◆ Set task
Copy out every line of the records below word for word, leaving nothing out.
Start of Records for the task
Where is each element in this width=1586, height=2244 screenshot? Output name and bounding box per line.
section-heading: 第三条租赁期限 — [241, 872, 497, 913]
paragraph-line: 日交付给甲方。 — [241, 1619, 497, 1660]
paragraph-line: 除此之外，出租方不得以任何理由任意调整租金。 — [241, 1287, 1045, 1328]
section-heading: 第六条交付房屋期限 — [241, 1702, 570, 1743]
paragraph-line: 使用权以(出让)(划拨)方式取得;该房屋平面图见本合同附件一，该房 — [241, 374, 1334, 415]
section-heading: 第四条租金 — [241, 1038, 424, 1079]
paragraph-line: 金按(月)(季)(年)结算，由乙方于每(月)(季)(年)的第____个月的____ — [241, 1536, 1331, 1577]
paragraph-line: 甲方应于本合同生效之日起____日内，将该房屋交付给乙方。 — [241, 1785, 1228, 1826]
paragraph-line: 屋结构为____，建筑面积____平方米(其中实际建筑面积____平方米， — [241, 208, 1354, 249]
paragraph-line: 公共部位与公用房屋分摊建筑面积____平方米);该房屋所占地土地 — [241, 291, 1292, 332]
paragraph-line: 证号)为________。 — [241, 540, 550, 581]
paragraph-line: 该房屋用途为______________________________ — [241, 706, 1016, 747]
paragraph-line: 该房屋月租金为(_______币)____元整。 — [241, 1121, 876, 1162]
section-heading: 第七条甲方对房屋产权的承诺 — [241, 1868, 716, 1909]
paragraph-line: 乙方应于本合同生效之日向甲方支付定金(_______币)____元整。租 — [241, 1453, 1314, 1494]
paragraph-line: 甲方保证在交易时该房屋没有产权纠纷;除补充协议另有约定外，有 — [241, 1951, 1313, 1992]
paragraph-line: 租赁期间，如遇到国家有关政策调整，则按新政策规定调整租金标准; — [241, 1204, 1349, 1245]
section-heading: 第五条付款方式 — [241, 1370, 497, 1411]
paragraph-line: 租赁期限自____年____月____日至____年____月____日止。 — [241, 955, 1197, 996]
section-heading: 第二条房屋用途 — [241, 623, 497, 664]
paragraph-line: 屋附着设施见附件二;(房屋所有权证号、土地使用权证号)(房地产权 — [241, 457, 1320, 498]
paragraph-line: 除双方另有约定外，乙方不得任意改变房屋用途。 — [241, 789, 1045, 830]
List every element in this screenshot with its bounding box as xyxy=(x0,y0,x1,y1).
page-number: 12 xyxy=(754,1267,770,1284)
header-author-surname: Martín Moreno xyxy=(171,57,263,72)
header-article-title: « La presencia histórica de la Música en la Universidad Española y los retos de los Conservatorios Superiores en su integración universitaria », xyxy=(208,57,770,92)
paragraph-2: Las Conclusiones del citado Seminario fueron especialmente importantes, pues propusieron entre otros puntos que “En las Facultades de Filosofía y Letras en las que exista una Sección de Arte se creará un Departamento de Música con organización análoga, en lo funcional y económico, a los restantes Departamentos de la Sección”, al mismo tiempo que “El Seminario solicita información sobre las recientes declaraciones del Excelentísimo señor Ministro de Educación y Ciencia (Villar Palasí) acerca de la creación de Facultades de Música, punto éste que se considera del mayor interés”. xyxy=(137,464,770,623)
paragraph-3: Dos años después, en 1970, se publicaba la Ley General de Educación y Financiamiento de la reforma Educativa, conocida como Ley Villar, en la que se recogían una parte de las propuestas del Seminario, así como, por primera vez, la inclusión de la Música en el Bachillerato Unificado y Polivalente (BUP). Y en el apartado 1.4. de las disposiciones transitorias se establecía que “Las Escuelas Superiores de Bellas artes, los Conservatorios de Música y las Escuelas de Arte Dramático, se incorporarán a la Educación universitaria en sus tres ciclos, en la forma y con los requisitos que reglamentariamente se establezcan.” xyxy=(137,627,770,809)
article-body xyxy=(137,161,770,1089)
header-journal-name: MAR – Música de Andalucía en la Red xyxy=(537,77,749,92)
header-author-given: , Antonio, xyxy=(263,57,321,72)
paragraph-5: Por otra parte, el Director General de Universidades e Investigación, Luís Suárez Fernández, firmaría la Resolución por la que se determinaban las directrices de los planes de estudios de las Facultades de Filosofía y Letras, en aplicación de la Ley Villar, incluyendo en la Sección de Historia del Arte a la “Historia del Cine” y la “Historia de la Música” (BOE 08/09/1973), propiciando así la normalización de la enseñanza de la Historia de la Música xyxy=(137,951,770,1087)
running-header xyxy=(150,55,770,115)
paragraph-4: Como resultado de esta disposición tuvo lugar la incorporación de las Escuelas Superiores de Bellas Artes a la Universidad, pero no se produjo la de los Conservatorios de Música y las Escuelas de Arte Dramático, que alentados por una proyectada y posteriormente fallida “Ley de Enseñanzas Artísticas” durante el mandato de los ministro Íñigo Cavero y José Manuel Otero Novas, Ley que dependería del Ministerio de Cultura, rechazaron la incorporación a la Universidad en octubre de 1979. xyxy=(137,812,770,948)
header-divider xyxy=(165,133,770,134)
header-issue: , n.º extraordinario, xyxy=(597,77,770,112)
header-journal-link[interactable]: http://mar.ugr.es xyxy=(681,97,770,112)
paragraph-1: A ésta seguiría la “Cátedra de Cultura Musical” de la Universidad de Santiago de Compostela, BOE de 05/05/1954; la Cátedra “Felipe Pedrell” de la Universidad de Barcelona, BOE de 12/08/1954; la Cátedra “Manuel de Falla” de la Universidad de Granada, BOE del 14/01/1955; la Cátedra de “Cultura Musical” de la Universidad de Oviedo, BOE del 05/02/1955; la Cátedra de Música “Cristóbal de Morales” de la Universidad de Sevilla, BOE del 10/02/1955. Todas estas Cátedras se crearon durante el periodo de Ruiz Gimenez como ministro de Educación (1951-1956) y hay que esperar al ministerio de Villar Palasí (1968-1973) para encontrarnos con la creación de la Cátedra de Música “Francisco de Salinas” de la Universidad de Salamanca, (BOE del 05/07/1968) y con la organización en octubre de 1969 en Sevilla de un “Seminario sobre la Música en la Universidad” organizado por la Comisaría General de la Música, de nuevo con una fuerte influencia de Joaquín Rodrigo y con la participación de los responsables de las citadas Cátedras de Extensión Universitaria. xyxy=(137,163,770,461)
End of Records for the task
◆ Response
Where is each element in this width=1586, height=2244 screenshot? Output name and bounding box per line.
section-heading: 第三条租赁期限 — [241, 872, 497, 913]
paragraph-line: 日交付给甲方。 — [241, 1619, 497, 1660]
paragraph-line: 除此之外，出租方不得以任何理由任意调整租金。 — [241, 1287, 1045, 1328]
section-heading: 第六条交付房屋期限 — [241, 1702, 570, 1743]
paragraph-line: 使用权以(出让)(划拨)方式取得;该房屋平面图见本合同附件一，该房 — [241, 374, 1334, 415]
section-heading: 第四条租金 — [241, 1038, 424, 1079]
paragraph-line: 金按(月)(季)(年)结算，由乙方于每(月)(季)(年)的第____个月的____ — [241, 1536, 1331, 1577]
paragraph-line: 甲方应于本合同生效之日起____日内，将该房屋交付给乙方。 — [241, 1785, 1228, 1826]
paragraph-line: 屋结构为____，建筑面积____平方米(其中实际建筑面积____平方米， — [241, 208, 1354, 249]
paragraph-line: 公共部位与公用房屋分摊建筑面积____平方米);该房屋所占地土地 — [241, 291, 1292, 332]
paragraph-line: 证号)为________。 — [241, 540, 550, 581]
paragraph-line: 该房屋用途为______________________________ — [241, 706, 1016, 747]
paragraph-line: 该房屋月租金为(_______币)____元整。 — [241, 1121, 876, 1162]
section-heading: 第七条甲方对房屋产权的承诺 — [241, 1868, 716, 1909]
paragraph-line: 乙方应于本合同生效之日向甲方支付定金(_______币)____元整。租 — [241, 1453, 1314, 1494]
paragraph-line: 甲方保证在交易时该房屋没有产权纠纷;除补充协议另有约定外，有 — [241, 1951, 1313, 1992]
paragraph-line: 租赁期间，如遇到国家有关政策调整，则按新政策规定调整租金标准; — [241, 1204, 1349, 1245]
section-heading: 第五条付款方式 — [241, 1370, 497, 1411]
paragraph-line: 租赁期限自____年____月____日至____年____月____日止。 — [241, 955, 1197, 996]
section-heading: 第二条房屋用途 — [241, 623, 497, 664]
paragraph-line: 屋附着设施见附件二;(房屋所有权证号、土地使用权证号)(房地产权 — [241, 457, 1320, 498]
paragraph-line: 除双方另有约定外，乙方不得任意改变房屋用途。 — [241, 789, 1045, 830]
List every element in this screenshot with its bounding box as xyxy=(x0,y0,x1,y1).
page-number: 12 xyxy=(754,1267,770,1284)
header-author-surname: Martín Moreno xyxy=(171,57,263,72)
header-article-title: « La presencia histórica de la Música en la Universidad Española y los retos de los Conservatorios Superiores en su integración universitaria », xyxy=(208,57,770,92)
paragraph-2: Las Conclusiones del citado Seminario fueron especialmente importantes, pues propusieron entre otros puntos que “En las Facultades de Filosofía y Letras en las que exista una Sección de Arte se creará un Departamento de Música con organización análoga, en lo funcional y económico, a los restantes Departamentos de la Sección”, al mismo tiempo que “El Seminario solicita información sobre las recientes declaraciones del Excelentísimo señor Ministro de Educación y Ciencia (Villar Palasí) acerca de la creación de Facultades de Música, punto éste que se considera del mayor interés”. xyxy=(137,464,770,623)
paragraph-3: Dos años después, en 1970, se publicaba la Ley General de Educación y Financiamiento de la reforma Educativa, conocida como Ley Villar, en la que se recogían una parte de las propuestas del Seminario, así como, por primera vez, la inclusión de la Música en el Bachillerato Unificado y Polivalente (BUP). Y en el apartado 1.4. de las disposiciones transitorias se establecía que “Las Escuelas Superiores de Bellas artes, los Conservatorios de Música y las Escuelas de Arte Dramático, se incorporarán a la Educación universitaria en sus tres ciclos, en la forma y con los requisitos que reglamentariamente se establezcan.” xyxy=(137,627,770,809)
article-body xyxy=(137,161,770,1089)
header-journal-name: MAR – Música de Andalucía en la Red xyxy=(537,77,749,92)
header-author-given: , Antonio, xyxy=(263,57,321,72)
paragraph-5: Por otra parte, el Director General de Universidades e Investigación, Luís Suárez Fernández, firmaría la Resolución por la que se determinaban las directrices de los planes de estudios de las Facultades de Filosofía y Letras, en aplicación de la Ley Villar, incluyendo en la Sección de Historia del Arte a la “Historia del Cine” y la “Historia de la Música” (BOE 08/09/1973), propiciando así la normalización de la enseñanza de la Historia de la Música xyxy=(137,951,770,1087)
running-header xyxy=(150,55,770,115)
paragraph-4: Como resultado de esta disposición tuvo lugar la incorporación de las Escuelas Superiores de Bellas Artes a la Universidad, pero no se produjo la de los Conservatorios de Música y las Escuelas de Arte Dramático, que alentados por una proyectada y posteriormente fallida “Ley de Enseñanzas Artísticas” durante el mandato de los ministro Íñigo Cavero y José Manuel Otero Novas, Ley que dependería del Ministerio de Cultura, rechazaron la incorporación a la Universidad en octubre de 1979. xyxy=(137,812,770,948)
header-divider xyxy=(165,133,770,134)
header-issue: , n.º extraordinario, xyxy=(597,77,770,112)
header-journal-link[interactable]: http://mar.ugr.es xyxy=(681,97,770,112)
paragraph-1: A ésta seguiría la “Cátedra de Cultura Musical” de la Universidad de Santiago de Compostela, BOE de 05/05/1954; la Cátedra “Felipe Pedrell” de la Universidad de Barcelona, BOE de 12/08/1954; la Cátedra “Manuel de Falla” de la Universidad de Granada, BOE del 14/01/1955; la Cátedra de “Cultura Musical” de la Universidad de Oviedo, BOE del 05/02/1955; la Cátedra de Música “Cristóbal de Morales” de la Universidad de Sevilla, BOE del 10/02/1955. Todas estas Cátedras se crearon durante el periodo de Ruiz Gimenez como ministro de Educación (1951-1956) y hay que esperar al ministerio de Villar Palasí (1968-1973) para encontrarnos con la creación de la Cátedra de Música “Francisco de Salinas” de la Universidad de Salamanca, (BOE del 05/07/1968) y con la organización en octubre de 1969 en Sevilla de un “Seminario sobre la Música en la Universidad” organizado por la Comisaría General de la Música, de nuevo con una fuerte influencia de Joaquín Rodrigo y con la participación de los responsables de las citadas Cátedras de Extensión Universitaria. xyxy=(137,163,770,461)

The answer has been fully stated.